*Your instructions*. Your task is to copy every line of the records below that contains "бути".

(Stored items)
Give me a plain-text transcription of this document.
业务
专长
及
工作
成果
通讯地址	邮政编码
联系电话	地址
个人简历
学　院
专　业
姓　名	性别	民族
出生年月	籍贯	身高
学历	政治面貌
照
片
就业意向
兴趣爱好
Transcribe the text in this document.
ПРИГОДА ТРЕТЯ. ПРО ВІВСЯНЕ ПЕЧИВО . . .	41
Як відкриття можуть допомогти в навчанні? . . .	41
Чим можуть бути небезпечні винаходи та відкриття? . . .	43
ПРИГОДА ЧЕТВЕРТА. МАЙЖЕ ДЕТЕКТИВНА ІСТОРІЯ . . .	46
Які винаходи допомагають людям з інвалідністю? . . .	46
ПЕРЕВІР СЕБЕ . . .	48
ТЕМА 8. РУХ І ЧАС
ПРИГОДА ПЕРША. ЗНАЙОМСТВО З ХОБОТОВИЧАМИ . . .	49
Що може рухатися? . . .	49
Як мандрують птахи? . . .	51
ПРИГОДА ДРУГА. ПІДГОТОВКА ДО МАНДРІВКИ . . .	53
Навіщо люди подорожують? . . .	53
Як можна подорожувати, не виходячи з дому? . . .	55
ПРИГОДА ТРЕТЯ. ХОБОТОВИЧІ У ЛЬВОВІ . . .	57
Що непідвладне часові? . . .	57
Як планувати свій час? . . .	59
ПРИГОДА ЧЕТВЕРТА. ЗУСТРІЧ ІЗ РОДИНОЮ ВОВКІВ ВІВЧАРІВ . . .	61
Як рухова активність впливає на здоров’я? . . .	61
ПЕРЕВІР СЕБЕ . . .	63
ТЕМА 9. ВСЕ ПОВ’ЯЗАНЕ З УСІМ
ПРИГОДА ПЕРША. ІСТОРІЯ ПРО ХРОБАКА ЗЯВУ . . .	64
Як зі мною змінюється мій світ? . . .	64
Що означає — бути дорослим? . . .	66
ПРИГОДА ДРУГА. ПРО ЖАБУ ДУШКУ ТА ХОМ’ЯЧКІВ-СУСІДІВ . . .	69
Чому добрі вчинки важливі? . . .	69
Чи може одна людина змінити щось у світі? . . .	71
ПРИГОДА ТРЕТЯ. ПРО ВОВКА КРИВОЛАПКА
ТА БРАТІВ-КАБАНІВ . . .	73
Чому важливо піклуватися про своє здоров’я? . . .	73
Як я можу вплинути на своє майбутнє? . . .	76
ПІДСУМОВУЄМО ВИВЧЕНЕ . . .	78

...

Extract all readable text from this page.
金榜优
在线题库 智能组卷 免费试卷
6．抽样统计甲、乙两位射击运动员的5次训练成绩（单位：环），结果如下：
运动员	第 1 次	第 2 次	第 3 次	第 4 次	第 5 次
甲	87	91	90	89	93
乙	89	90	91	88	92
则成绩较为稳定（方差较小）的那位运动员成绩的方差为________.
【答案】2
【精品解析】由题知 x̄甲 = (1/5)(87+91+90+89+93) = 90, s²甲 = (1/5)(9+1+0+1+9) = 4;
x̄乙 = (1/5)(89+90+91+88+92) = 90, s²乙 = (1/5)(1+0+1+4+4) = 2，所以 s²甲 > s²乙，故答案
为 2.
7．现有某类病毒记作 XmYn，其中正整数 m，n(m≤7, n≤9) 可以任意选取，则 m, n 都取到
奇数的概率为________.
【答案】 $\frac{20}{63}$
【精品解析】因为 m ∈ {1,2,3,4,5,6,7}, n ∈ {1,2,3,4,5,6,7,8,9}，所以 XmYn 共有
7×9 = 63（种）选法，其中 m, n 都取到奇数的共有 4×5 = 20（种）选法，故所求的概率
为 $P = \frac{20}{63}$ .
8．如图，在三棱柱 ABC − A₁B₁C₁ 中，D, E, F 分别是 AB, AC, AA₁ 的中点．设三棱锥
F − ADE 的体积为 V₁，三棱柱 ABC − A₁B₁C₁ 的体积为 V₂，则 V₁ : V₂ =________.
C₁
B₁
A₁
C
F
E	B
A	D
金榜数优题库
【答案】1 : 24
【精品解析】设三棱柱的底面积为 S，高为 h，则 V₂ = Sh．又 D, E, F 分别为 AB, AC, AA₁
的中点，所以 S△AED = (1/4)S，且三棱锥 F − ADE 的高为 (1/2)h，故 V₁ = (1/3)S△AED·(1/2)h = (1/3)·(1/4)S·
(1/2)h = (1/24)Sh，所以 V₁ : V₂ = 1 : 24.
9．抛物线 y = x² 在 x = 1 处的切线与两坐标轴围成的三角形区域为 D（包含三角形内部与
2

*Task answer*.
Чим можуть бути небезпечні винаходи та відкриття? . . .	43
Що означає — бути дорослим? . . .	66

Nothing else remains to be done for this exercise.